**TASK REQUIREMENTS**
Can you copy the entries verbatim, starting at their very first line and ending at the line containing "svg-text:100: 100 [19,131,33,140]", with both of those lines included?
====================
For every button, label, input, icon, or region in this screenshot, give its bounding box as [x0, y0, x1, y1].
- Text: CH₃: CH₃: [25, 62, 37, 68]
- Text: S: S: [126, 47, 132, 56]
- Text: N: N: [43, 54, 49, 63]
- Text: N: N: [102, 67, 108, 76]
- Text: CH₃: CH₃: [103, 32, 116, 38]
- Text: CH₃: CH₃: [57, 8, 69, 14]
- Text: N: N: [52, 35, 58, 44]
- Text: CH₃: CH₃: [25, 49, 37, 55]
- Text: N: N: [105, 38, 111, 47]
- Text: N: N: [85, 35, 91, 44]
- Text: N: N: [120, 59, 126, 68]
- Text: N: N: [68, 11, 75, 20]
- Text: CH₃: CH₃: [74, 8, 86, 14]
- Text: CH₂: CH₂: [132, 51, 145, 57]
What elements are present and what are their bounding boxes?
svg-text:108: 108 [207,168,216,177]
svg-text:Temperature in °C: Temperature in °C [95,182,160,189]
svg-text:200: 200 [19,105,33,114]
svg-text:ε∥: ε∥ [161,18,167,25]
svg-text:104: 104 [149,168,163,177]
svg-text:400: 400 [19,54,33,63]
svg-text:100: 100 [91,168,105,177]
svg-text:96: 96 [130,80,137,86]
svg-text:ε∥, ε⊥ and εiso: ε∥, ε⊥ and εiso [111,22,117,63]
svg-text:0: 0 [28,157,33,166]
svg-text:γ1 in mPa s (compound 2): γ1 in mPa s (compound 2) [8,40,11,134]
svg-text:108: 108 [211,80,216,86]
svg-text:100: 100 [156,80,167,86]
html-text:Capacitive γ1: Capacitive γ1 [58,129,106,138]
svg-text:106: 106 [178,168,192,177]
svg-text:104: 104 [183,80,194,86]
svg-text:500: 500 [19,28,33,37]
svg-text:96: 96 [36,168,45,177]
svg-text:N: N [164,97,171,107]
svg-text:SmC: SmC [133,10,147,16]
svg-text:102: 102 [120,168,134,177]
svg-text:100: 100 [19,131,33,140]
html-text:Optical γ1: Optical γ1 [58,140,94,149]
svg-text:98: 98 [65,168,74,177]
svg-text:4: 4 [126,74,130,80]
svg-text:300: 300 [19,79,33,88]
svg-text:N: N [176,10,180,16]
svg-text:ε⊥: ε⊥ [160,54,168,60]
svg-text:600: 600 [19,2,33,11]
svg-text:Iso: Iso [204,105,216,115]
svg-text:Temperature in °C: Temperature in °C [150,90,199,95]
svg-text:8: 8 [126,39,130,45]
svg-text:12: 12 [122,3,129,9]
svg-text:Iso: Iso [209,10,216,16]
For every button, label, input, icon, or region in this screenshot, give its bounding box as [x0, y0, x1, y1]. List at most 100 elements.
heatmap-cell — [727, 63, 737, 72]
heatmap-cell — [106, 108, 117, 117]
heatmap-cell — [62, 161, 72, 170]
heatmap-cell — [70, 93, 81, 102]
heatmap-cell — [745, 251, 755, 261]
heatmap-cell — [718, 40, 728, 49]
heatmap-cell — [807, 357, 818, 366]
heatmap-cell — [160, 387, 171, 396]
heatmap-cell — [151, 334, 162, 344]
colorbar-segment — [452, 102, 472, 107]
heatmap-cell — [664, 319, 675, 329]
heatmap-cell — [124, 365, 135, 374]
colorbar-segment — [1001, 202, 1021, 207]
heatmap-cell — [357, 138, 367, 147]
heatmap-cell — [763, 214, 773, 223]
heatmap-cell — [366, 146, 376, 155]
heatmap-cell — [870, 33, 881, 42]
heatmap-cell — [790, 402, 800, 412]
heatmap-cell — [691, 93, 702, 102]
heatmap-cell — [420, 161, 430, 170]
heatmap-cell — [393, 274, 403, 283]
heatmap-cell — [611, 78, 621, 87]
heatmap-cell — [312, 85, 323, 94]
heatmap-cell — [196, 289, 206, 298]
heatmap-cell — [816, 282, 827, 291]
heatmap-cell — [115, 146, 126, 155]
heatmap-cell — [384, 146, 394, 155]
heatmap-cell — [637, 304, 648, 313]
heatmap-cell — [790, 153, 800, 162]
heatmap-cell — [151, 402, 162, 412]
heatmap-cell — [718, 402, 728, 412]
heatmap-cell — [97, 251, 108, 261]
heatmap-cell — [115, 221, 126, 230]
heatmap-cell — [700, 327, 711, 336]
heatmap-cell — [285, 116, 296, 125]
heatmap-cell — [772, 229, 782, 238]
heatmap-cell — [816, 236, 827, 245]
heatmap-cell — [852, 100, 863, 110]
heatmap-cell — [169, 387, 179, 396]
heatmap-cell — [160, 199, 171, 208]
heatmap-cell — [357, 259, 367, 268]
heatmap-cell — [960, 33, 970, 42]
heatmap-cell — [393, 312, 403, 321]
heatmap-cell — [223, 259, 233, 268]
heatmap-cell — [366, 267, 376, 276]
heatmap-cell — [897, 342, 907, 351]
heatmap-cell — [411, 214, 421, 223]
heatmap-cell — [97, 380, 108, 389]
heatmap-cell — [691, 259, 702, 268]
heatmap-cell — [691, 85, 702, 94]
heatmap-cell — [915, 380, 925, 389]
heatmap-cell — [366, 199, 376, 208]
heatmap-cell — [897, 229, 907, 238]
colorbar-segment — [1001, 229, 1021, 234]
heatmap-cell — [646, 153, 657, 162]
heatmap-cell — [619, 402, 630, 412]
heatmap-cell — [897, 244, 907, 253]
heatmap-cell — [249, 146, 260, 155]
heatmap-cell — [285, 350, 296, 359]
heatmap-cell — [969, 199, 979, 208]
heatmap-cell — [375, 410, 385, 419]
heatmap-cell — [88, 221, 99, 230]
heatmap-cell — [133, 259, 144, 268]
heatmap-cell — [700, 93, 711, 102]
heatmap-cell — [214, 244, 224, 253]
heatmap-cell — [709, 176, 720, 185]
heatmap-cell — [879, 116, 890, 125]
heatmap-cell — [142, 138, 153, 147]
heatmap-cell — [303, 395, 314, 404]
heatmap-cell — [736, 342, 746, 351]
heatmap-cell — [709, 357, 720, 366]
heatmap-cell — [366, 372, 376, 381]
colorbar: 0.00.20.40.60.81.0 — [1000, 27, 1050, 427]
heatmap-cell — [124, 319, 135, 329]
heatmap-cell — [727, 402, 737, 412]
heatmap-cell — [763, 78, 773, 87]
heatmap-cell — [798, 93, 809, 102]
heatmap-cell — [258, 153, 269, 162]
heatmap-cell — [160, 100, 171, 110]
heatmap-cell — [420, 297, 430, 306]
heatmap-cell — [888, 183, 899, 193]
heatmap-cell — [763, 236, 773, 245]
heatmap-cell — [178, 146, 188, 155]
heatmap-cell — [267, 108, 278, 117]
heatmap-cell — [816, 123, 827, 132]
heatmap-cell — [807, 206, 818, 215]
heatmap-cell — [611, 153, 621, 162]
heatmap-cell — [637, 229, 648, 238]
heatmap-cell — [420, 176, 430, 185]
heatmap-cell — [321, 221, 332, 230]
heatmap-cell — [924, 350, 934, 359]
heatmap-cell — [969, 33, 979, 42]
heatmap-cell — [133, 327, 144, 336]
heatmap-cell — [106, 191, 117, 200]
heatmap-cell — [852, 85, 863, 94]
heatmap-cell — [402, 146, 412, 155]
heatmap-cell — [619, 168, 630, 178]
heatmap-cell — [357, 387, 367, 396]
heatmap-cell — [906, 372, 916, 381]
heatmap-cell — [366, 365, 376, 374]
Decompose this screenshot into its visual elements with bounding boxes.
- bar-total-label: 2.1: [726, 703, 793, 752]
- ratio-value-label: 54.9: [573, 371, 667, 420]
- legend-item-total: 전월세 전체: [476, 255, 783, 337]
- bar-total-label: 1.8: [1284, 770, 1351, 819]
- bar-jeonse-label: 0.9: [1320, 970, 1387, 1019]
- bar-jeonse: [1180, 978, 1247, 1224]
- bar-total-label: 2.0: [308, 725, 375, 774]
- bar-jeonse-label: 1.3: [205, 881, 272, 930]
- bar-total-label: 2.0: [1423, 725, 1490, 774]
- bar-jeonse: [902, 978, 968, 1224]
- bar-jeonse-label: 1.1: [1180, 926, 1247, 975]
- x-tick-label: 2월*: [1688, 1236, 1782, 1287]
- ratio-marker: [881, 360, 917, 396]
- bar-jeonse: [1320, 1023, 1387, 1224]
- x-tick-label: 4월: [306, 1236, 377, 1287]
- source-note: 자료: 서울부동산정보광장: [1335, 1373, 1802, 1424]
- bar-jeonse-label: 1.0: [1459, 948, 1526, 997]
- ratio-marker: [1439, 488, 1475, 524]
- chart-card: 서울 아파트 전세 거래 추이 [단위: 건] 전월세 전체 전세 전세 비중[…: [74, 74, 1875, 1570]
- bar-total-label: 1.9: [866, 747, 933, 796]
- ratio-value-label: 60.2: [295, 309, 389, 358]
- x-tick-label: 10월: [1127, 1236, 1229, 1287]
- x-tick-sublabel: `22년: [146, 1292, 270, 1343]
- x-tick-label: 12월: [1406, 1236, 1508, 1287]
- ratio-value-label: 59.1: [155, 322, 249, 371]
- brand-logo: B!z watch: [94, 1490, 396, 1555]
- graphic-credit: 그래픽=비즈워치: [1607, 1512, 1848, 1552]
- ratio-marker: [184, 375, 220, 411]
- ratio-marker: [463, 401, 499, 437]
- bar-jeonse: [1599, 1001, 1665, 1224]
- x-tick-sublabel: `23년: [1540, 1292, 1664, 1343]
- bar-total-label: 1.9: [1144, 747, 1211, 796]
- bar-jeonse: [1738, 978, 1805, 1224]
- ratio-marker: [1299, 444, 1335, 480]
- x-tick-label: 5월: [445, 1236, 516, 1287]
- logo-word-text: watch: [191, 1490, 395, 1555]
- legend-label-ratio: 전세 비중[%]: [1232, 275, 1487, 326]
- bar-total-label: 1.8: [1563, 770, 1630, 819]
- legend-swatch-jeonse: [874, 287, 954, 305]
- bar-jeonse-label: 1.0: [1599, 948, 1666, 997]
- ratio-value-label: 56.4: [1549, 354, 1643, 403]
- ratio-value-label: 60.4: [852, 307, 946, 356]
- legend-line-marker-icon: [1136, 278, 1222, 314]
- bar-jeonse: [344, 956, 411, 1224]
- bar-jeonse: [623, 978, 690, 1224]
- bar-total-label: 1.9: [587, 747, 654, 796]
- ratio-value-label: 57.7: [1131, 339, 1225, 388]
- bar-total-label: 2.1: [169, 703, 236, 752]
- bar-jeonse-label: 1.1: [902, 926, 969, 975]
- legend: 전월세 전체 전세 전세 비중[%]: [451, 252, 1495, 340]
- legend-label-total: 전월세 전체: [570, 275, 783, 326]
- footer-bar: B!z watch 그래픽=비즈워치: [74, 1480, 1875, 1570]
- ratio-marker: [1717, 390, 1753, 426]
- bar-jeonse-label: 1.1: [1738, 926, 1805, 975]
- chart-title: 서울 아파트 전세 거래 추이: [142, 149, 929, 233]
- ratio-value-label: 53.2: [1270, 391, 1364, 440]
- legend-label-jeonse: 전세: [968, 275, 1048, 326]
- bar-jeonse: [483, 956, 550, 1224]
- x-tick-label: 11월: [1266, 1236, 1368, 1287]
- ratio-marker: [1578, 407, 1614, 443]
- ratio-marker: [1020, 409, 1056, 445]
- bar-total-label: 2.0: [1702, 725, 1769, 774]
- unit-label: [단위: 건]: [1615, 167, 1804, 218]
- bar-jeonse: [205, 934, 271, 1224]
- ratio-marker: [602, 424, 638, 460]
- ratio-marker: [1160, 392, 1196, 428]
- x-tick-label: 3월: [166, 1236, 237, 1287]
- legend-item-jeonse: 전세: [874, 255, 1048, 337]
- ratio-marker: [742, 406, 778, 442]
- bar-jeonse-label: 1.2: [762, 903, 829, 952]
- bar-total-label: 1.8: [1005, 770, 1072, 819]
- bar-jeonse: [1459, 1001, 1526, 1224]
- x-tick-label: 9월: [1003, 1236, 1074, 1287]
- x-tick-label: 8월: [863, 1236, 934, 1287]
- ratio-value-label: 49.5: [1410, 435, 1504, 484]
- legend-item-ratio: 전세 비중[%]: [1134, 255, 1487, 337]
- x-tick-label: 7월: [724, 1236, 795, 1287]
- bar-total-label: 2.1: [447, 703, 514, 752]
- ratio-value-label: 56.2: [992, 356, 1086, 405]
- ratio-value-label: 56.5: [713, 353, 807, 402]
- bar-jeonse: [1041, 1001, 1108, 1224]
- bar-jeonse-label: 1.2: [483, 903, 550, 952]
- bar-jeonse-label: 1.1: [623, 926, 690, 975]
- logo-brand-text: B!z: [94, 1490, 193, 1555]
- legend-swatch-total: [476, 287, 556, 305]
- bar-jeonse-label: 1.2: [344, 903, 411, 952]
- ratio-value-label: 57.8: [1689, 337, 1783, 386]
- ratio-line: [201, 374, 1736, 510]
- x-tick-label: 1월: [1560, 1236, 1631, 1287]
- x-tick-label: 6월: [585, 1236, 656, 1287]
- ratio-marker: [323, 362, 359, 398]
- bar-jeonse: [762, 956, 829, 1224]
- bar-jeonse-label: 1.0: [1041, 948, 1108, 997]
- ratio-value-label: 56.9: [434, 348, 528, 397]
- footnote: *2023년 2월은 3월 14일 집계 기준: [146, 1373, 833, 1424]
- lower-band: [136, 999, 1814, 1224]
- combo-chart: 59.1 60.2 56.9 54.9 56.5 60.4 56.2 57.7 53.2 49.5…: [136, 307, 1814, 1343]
====================
**ANSWER FOR THE TASK**
For every button, label, input, icon, or region in this screenshot, give its bounding box as [x0, y0, x1, y1].
- Text: CH₃: CH₃: [25, 62, 37, 68]
- Text: S: S: [126, 47, 132, 56]
- Text: N: N: [43, 54, 49, 63]
- Text: N: N: [102, 67, 108, 76]
- Text: CH₃: CH₃: [103, 32, 116, 38]
- Text: CH₃: CH₃: [57, 8, 69, 14]
- Text: N: N: [52, 35, 58, 44]
- Text: CH₃: CH₃: [25, 49, 37, 55]
- Text: N: N: [105, 38, 111, 47]
- Text: N: N: [85, 35, 91, 44]
- Text: N: N: [120, 59, 126, 68]
- Text: N: N: [68, 11, 75, 20]
- Text: CH₃: CH₃: [74, 8, 86, 14]
- Text: CH₂: CH₂: [132, 51, 145, 57]
What elements are present and what are their bounding boxes?
svg-text:108: 108 [207,168,216,177]
svg-text:Temperature in °C: Temperature in °C [95,182,160,189]
svg-text:200: 200 [19,105,33,114]
svg-text:ε∥: ε∥ [161,18,167,25]
svg-text:104: 104 [149,168,163,177]
svg-text:400: 400 [19,54,33,63]
svg-text:100: 100 [91,168,105,177]
svg-text:96: 96 [130,80,137,86]
svg-text:ε∥, ε⊥ and εiso: ε∥, ε⊥ and εiso [111,22,117,63]
svg-text:0: 0 [28,157,33,166]
svg-text:γ1 in mPa s (compound 2): γ1 in mPa s (compound 2) [8,40,11,134]
svg-text:108: 108 [211,80,216,86]
svg-text:100: 100 [156,80,167,86]
html-text:Capacitive γ1: Capacitive γ1 [58,129,106,138]
svg-text:106: 106 [178,168,192,177]
svg-text:104: 104 [183,80,194,86]
svg-text:500: 500 [19,28,33,37]
svg-text:96: 96 [36,168,45,177]
svg-text:N: N [164,97,171,107]
svg-text:SmC: SmC [133,10,147,16]
svg-text:102: 102 [120,168,134,177]
svg-text:100: 100 [19,131,33,140]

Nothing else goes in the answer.